+++ Listing

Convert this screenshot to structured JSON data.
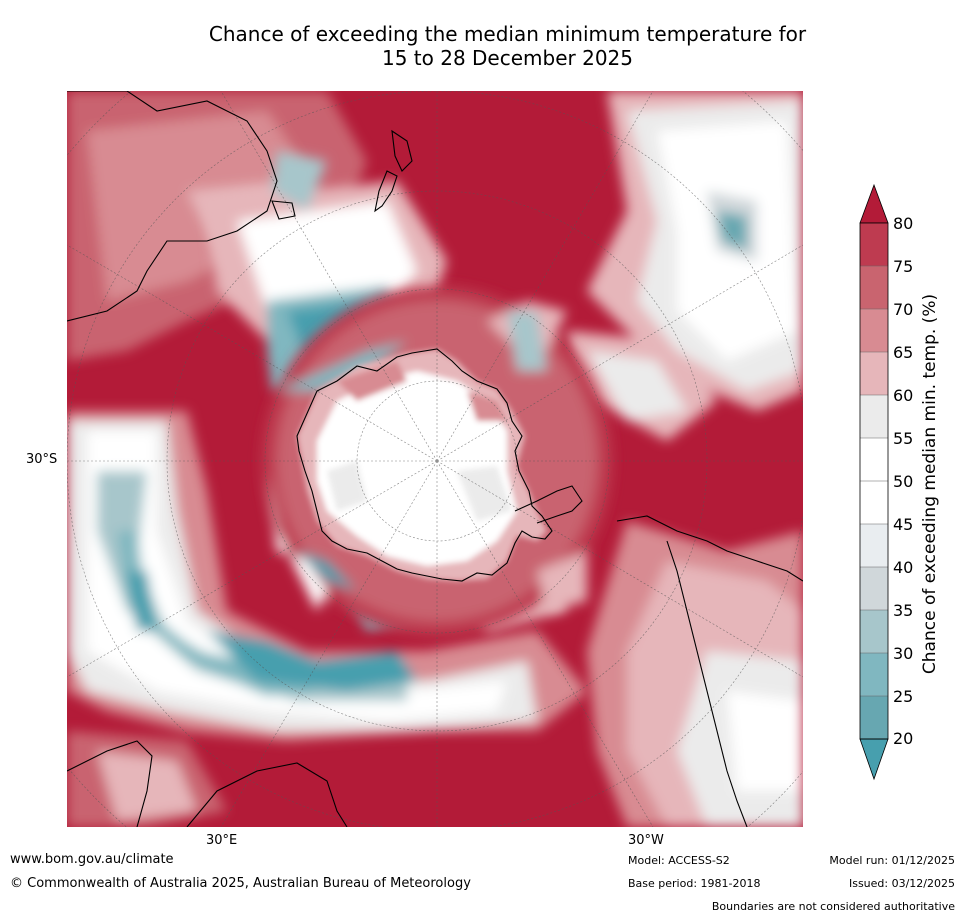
{
  "title": {
    "line1": "Chance of exceeding the median minimum temperature for",
    "line2": "15 to 28 December 2025"
  },
  "map": {
    "projection": "south-polar-stereographic",
    "lat_label": "30°S",
    "lon_labels": [
      "30°E",
      "30°W"
    ]
  },
  "colorbar": {
    "title": "Chance of exceeding median min. temp. (%)",
    "ticks": [
      "80",
      "75",
      "70",
      "65",
      "60",
      "55",
      "50",
      "45",
      "40",
      "35",
      "30",
      "25",
      "20"
    ],
    "colors": {
      "above_80": "#b31b38",
      "75_80": "#be3b50",
      "70_75": "#c9646f",
      "65_70": "#d88b92",
      "60_65": "#e6b6ba",
      "55_60": "#ebebeb",
      "50_55": "#ffffff",
      "45_50": "#ffffff",
      "40_45": "#e9edf0",
      "35_40": "#d0d7da",
      "30_35": "#a7c6cb",
      "25_30": "#80b7c0",
      "20_25": "#67a7b1",
      "below_20": "#479fae"
    }
  },
  "footer": {
    "website": "www.bom.gov.au/climate",
    "copyright": "© Commonwealth of Australia 2025, Australian Bureau of Meteorology",
    "model": "Model: ACCESS-S2",
    "base_period": "Base period: 1981-2018",
    "model_run": "Model run: 01/12/2025",
    "issued": "Issued: 03/12/2025",
    "disclaimer": "Boundaries are not considered authoritative"
  }
}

++++++

**Task directions:** Restate the records above in full, word for word. Keep pictures out.

**Final result:**
Convert this screenshot to structured JSON data.
{
  "title": {
    "line1": "Chance of exceeding the median minimum temperature for",
    "line2": "15 to 28 December 2025"
  },
  "map": {
    "projection": "south-polar-stereographic",
    "lat_label": "30°S",
    "lon_labels": [
      "30°E",
      "30°W"
    ]
  },
  "colorbar": {
    "title": "Chance of exceeding median min. temp. (%)",
    "ticks": [
      "80",
      "75",
      "70",
      "65",
      "60",
      "55",
      "50",
      "45",
      "40",
      "35",
      "30",
      "25",
      "20"
    ],
    "colors": {
      "above_80": "#b31b38",
      "75_80": "#be3b50",
      "70_75": "#c9646f",
      "65_70": "#d88b92",
      "60_65": "#e6b6ba",
      "55_60": "#ebebeb",
      "50_55": "#ffffff",
      "45_50": "#ffffff",
      "40_45": "#e9edf0",
      "35_40": "#d0d7da",
      "30_35": "#a7c6cb",
      "25_30": "#80b7c0",
      "20_25": "#67a7b1",
      "below_20": "#479fae"
    }
  },
  "footer": {
    "website": "www.bom.gov.au/climate",
    "copyright": "© Commonwealth of Australia 2025, Australian Bureau of Meteorology",
    "model": "Model: ACCESS-S2",
    "base_period": "Base period: 1981-2018",
    "model_run": "Model run: 01/12/2025",
    "issued": "Issued: 03/12/2025",
    "disclaimer": "Boundaries are not considered authoritative"
  }
}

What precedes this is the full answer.